(Items from a figure collection)
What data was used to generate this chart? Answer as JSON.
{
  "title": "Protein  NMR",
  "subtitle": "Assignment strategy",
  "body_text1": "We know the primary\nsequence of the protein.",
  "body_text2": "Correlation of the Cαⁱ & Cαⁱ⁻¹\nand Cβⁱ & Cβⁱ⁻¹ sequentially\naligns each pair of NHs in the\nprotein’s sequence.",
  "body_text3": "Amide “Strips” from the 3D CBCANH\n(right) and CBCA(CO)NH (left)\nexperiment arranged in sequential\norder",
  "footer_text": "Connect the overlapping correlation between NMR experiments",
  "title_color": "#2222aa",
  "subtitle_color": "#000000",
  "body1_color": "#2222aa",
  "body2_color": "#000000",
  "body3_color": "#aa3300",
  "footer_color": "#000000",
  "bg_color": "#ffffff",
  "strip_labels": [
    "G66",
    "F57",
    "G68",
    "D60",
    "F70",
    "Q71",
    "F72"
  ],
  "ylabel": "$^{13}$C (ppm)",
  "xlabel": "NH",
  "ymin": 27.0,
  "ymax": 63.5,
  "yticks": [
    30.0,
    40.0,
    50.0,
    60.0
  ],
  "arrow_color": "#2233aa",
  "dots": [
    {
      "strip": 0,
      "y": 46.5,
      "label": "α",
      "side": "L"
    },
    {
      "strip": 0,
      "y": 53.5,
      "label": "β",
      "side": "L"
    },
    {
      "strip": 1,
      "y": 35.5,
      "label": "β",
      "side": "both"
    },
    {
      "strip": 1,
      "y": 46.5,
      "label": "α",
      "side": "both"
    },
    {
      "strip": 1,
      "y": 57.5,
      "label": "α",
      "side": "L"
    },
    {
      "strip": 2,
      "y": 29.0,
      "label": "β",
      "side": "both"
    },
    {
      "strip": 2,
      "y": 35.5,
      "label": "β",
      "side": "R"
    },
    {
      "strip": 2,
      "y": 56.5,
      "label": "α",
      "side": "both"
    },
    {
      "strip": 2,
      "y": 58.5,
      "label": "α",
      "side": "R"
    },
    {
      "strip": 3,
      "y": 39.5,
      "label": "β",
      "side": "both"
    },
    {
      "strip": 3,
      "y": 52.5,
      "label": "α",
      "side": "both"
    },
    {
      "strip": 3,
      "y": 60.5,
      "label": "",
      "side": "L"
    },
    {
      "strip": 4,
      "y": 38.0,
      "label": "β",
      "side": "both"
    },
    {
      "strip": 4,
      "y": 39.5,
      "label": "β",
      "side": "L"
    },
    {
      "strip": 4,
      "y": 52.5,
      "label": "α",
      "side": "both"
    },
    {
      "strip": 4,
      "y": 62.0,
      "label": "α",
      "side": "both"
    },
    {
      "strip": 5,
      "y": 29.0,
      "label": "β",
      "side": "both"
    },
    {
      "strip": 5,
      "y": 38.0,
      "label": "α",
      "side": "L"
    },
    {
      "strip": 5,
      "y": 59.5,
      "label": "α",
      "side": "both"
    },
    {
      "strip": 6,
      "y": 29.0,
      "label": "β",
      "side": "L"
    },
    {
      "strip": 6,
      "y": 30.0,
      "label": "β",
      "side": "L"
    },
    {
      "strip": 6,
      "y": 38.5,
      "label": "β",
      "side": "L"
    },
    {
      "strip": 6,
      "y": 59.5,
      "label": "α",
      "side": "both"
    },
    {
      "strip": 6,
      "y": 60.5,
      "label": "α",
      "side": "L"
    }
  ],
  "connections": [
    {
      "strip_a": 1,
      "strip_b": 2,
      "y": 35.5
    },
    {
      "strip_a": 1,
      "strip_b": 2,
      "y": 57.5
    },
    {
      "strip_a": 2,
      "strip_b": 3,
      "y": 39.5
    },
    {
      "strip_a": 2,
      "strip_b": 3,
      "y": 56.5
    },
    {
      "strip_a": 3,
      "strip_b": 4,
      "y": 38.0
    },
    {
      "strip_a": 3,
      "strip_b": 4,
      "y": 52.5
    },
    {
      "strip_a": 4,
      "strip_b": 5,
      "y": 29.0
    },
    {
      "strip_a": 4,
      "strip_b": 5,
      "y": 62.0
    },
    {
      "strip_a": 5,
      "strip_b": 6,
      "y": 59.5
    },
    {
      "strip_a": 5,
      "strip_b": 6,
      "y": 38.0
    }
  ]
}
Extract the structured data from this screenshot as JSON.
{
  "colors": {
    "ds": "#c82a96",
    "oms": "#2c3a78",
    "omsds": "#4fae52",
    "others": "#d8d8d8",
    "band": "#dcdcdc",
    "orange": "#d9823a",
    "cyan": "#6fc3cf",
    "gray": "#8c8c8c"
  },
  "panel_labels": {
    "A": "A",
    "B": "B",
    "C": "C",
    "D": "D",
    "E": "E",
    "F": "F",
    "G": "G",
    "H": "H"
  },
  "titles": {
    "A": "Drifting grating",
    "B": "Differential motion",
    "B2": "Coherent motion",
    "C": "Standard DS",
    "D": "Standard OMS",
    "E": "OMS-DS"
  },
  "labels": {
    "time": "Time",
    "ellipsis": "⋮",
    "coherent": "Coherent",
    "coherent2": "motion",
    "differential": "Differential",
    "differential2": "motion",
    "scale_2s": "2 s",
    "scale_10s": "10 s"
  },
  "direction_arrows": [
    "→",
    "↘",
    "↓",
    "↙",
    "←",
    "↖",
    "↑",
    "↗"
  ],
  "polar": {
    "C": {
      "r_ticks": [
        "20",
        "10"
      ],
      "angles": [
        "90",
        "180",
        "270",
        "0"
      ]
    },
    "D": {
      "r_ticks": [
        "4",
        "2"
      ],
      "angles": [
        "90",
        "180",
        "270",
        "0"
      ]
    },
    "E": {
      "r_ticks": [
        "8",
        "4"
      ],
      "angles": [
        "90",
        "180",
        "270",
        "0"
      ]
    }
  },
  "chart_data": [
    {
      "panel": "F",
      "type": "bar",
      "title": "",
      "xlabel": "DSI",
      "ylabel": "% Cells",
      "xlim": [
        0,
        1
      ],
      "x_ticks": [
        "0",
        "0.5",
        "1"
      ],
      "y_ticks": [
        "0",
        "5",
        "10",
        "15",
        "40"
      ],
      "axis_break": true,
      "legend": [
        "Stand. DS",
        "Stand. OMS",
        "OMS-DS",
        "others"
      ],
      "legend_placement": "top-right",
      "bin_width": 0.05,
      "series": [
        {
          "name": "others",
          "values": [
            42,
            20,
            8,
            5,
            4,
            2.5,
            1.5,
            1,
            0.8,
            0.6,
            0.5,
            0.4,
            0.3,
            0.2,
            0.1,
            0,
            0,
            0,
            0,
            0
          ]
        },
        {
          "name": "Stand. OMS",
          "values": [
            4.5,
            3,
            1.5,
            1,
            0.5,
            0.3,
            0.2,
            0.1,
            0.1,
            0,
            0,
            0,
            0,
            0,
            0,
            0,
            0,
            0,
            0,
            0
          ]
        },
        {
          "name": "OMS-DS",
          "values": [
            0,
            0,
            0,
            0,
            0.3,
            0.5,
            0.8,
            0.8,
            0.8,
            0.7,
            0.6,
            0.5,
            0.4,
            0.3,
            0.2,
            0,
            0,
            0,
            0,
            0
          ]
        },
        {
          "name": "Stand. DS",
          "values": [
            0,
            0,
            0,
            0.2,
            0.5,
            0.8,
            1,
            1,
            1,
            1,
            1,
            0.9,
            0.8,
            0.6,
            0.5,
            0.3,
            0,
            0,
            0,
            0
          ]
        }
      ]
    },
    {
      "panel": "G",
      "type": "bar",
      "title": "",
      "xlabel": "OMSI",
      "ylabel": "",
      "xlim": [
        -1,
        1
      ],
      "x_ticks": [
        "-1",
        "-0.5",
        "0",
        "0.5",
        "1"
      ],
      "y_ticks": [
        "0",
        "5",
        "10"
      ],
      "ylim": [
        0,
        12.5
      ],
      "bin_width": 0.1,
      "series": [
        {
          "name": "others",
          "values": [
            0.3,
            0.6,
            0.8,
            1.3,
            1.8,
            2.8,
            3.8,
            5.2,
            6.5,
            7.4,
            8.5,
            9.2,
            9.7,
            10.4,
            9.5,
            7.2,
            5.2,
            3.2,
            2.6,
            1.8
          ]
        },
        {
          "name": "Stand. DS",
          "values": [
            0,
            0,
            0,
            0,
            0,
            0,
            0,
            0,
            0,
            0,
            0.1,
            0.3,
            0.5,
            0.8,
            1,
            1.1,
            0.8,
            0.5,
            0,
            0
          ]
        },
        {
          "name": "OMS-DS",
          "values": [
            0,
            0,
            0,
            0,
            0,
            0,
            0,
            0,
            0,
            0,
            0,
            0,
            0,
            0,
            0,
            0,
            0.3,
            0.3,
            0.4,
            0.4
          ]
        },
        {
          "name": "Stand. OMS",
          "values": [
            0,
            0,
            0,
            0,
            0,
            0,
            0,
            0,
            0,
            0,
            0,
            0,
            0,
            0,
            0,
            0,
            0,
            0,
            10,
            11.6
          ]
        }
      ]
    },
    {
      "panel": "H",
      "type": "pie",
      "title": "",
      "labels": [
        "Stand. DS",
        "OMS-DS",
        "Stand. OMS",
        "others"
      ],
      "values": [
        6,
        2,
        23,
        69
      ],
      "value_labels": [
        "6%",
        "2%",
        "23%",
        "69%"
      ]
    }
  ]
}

▶ _Work instruction_: Could you return all lines from the records that include the word "this"?

▶ _Output of the task_:
What data was used to generate this chart? Answer as JSON.
Extract the structured data from this screenshot as JSON.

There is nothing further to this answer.